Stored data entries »
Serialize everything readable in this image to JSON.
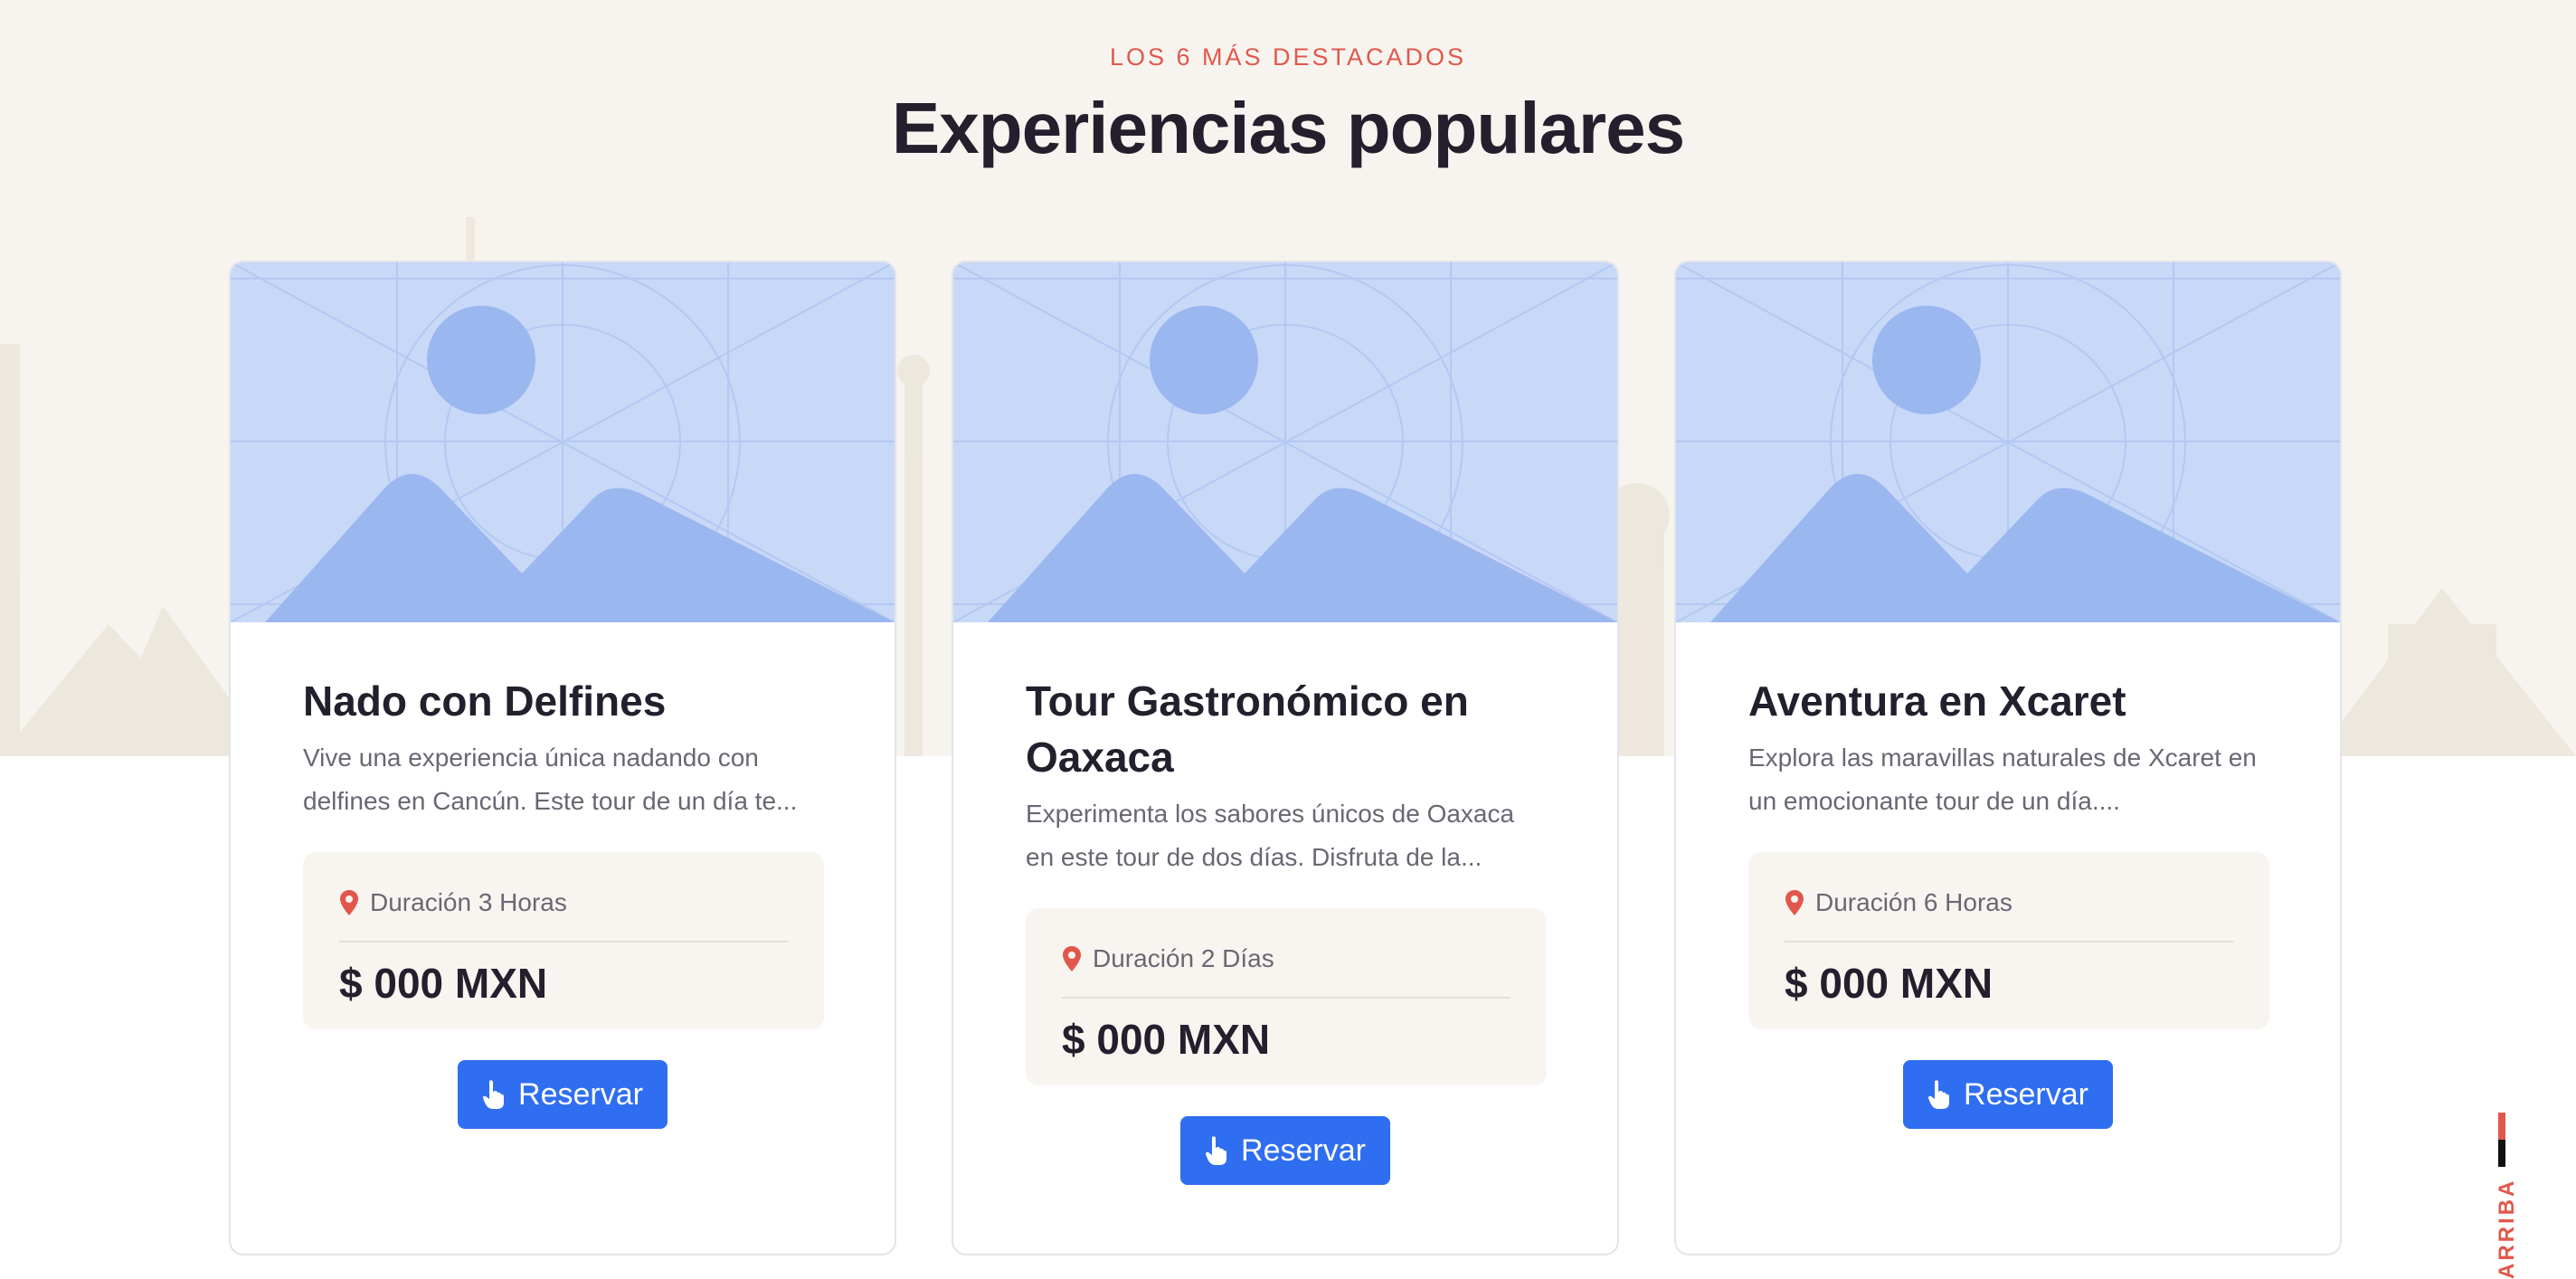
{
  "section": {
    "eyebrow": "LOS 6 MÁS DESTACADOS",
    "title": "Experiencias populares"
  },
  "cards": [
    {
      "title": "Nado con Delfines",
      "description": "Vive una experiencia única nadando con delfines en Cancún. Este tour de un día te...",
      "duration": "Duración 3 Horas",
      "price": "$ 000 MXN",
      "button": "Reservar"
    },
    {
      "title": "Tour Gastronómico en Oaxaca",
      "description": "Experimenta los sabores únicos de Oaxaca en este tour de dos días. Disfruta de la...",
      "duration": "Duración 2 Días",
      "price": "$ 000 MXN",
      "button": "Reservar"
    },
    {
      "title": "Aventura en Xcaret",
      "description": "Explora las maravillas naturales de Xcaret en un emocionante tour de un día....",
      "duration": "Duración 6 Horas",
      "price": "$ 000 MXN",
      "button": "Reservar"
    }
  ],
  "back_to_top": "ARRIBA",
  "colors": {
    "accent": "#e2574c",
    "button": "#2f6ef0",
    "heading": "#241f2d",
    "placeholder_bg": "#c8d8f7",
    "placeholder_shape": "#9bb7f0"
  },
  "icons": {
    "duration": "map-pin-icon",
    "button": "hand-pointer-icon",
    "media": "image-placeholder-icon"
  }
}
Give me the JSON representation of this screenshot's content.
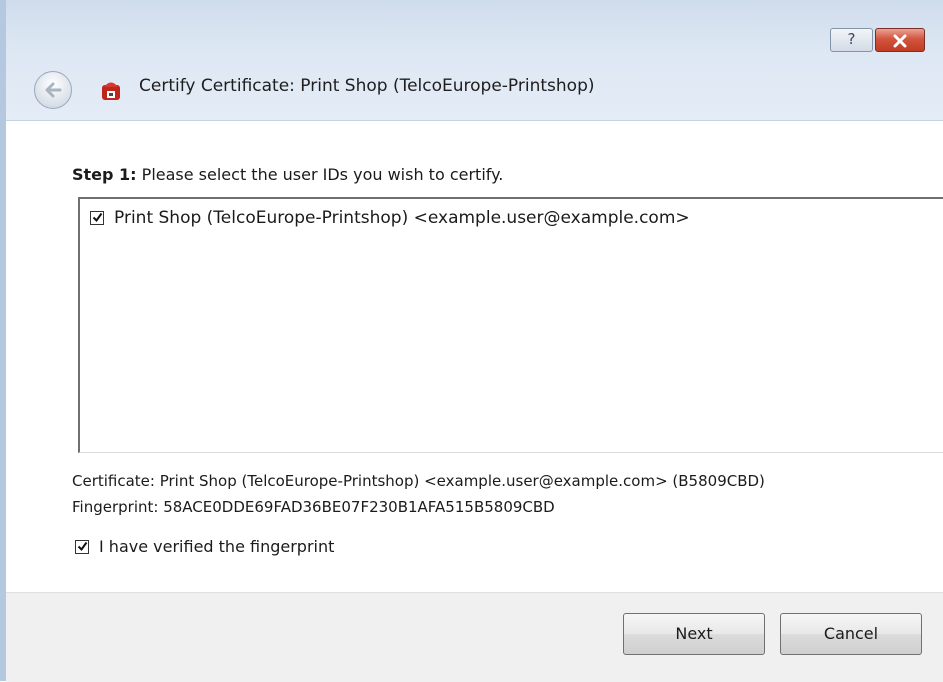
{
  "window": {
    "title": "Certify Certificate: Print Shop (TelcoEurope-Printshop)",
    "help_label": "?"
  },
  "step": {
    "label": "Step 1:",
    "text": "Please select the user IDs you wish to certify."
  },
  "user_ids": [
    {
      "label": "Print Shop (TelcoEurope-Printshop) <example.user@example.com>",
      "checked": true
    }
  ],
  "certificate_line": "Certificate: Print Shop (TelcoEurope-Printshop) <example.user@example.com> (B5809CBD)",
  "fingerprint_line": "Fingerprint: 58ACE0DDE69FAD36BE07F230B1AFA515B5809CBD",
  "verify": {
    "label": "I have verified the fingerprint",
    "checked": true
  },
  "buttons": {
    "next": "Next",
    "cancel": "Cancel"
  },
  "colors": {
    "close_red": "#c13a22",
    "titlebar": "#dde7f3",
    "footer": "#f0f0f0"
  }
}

Aim »
Find how many lines of the listing include the string "JSON" and give that number, nothing else.

Output below »
2